[start The records]
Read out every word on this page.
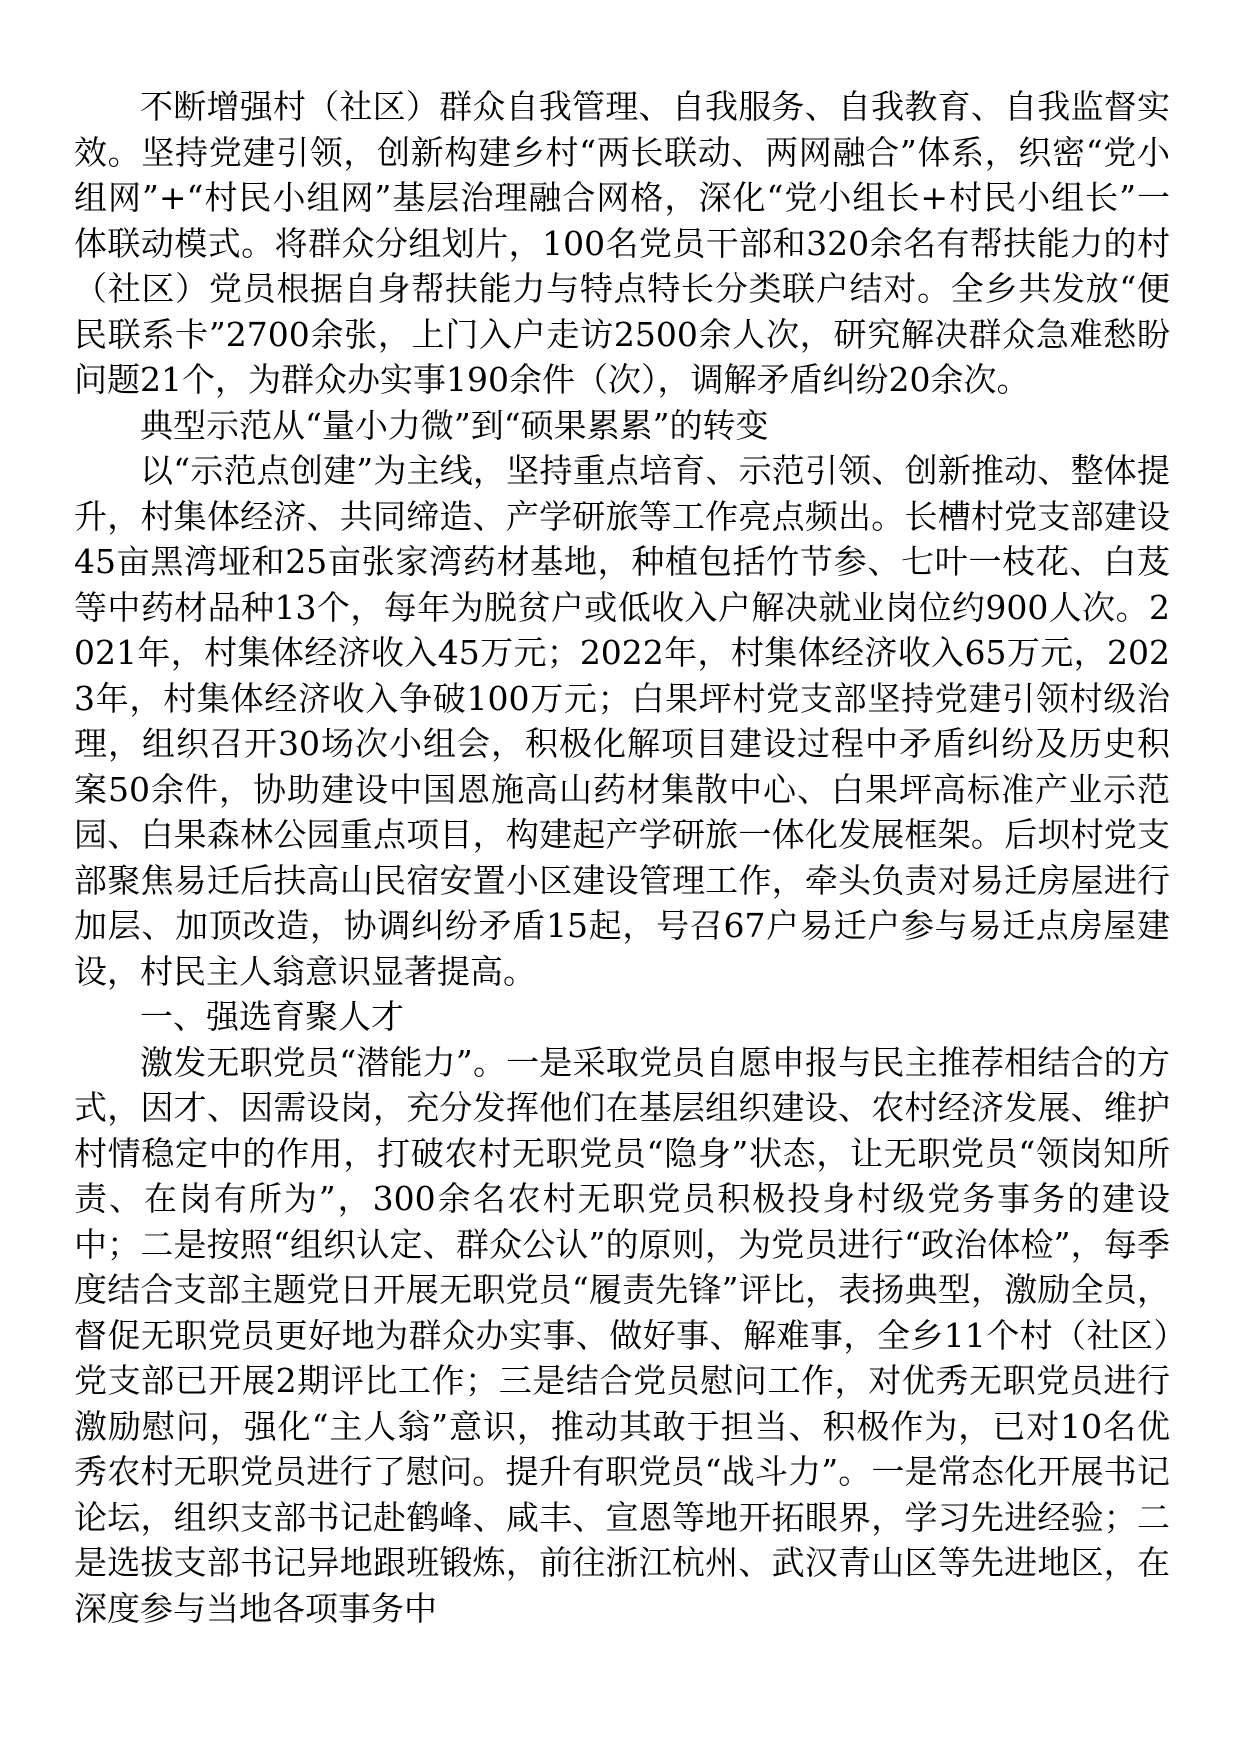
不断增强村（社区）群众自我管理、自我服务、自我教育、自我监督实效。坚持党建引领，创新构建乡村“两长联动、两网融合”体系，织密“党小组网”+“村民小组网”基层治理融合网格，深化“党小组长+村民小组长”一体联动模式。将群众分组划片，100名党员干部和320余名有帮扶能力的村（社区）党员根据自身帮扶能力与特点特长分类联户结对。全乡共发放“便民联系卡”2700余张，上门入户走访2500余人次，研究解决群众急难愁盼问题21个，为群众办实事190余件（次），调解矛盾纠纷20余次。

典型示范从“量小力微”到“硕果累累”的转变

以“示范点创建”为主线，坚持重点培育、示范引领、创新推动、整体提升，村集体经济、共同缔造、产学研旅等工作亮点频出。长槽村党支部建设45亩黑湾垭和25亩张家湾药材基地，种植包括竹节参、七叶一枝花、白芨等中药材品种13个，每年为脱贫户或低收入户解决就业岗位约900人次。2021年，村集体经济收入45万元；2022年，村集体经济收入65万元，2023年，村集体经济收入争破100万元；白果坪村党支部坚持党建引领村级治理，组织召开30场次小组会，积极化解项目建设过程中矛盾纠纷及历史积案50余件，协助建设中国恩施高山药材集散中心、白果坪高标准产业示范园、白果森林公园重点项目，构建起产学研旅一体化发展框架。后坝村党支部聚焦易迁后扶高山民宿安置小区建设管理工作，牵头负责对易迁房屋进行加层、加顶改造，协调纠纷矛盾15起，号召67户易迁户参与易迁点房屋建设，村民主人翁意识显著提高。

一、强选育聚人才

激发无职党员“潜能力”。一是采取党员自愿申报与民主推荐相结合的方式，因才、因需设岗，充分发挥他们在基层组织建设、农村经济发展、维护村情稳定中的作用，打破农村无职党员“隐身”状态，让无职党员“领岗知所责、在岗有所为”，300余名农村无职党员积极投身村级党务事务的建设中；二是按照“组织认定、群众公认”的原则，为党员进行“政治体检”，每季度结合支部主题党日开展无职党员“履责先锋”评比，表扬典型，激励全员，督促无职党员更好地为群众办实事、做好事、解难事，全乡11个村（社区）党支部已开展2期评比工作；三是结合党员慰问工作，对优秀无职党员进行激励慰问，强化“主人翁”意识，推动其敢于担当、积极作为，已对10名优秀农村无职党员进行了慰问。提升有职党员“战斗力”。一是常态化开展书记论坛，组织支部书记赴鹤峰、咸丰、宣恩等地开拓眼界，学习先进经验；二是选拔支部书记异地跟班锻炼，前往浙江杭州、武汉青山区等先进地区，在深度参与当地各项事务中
[end The records]
Print the whole listing above once more, word for word, without its pictures.

■ **Solution for this task**:
Read out every word on this page.
不断增强村（社区）群众自我管理、自我服务、自我教育、自我监督实效。坚持党建引领，创新构建乡村“两长联动、两网融合”体系，织密“党小组网”+“村民小组网”基层治理融合网格，深化“党小组长+村民小组长”一体联动模式。将群众分组划片，100名党员干部和320余名有帮扶能力的村（社区）党员根据自身帮扶能力与特点特长分类联户结对。全乡共发放“便民联系卡”2700余张，上门入户走访2500余人次，研究解决群众急难愁盼问题21个，为群众办实事190余件（次），调解矛盾纠纷20余次。

典型示范从“量小力微”到“硕果累累”的转变

以“示范点创建”为主线，坚持重点培育、示范引领、创新推动、整体提升，村集体经济、共同缔造、产学研旅等工作亮点频出。长槽村党支部建设45亩黑湾垭和25亩张家湾药材基地，种植包括竹节参、七叶一枝花、白芨等中药材品种13个，每年为脱贫户或低收入户解决就业岗位约900人次。2021年，村集体经济收入45万元；2022年，村集体经济收入65万元，2023年，村集体经济收入争破100万元；白果坪村党支部坚持党建引领村级治理，组织召开30场次小组会，积极化解项目建设过程中矛盾纠纷及历史积案50余件，协助建设中国恩施高山药材集散中心、白果坪高标准产业示范园、白果森林公园重点项目，构建起产学研旅一体化发展框架。后坝村党支部聚焦易迁后扶高山民宿安置小区建设管理工作，牵头负责对易迁房屋进行加层、加顶改造，协调纠纷矛盾15起，号召67户易迁户参与易迁点房屋建设，村民主人翁意识显著提高。

一、强选育聚人才

激发无职党员“潜能力”。一是采取党员自愿申报与民主推荐相结合的方式，因才、因需设岗，充分发挥他们在基层组织建设、农村经济发展、维护村情稳定中的作用，打破农村无职党员“隐身”状态，让无职党员“领岗知所责、在岗有所为”，300余名农村无职党员积极投身村级党务事务的建设中；二是按照“组织认定、群众公认”的原则，为党员进行“政治体检”，每季度结合支部主题党日开展无职党员“履责先锋”评比，表扬典型，激励全员，督促无职党员更好地为群众办实事、做好事、解难事，全乡11个村（社区）党支部已开展2期评比工作；三是结合党员慰问工作，对优秀无职党员进行激励慰问，强化“主人翁”意识，推动其敢于担当、积极作为，已对10名优秀农村无职党员进行了慰问。提升有职党员“战斗力”。一是常态化开展书记论坛，组织支部书记赴鹤峰、咸丰、宣恩等地开拓眼界，学习先进经验；二是选拔支部书记异地跟班锻炼，前往浙江杭州、武汉青山区等先进地区，在深度参与当地各项事务中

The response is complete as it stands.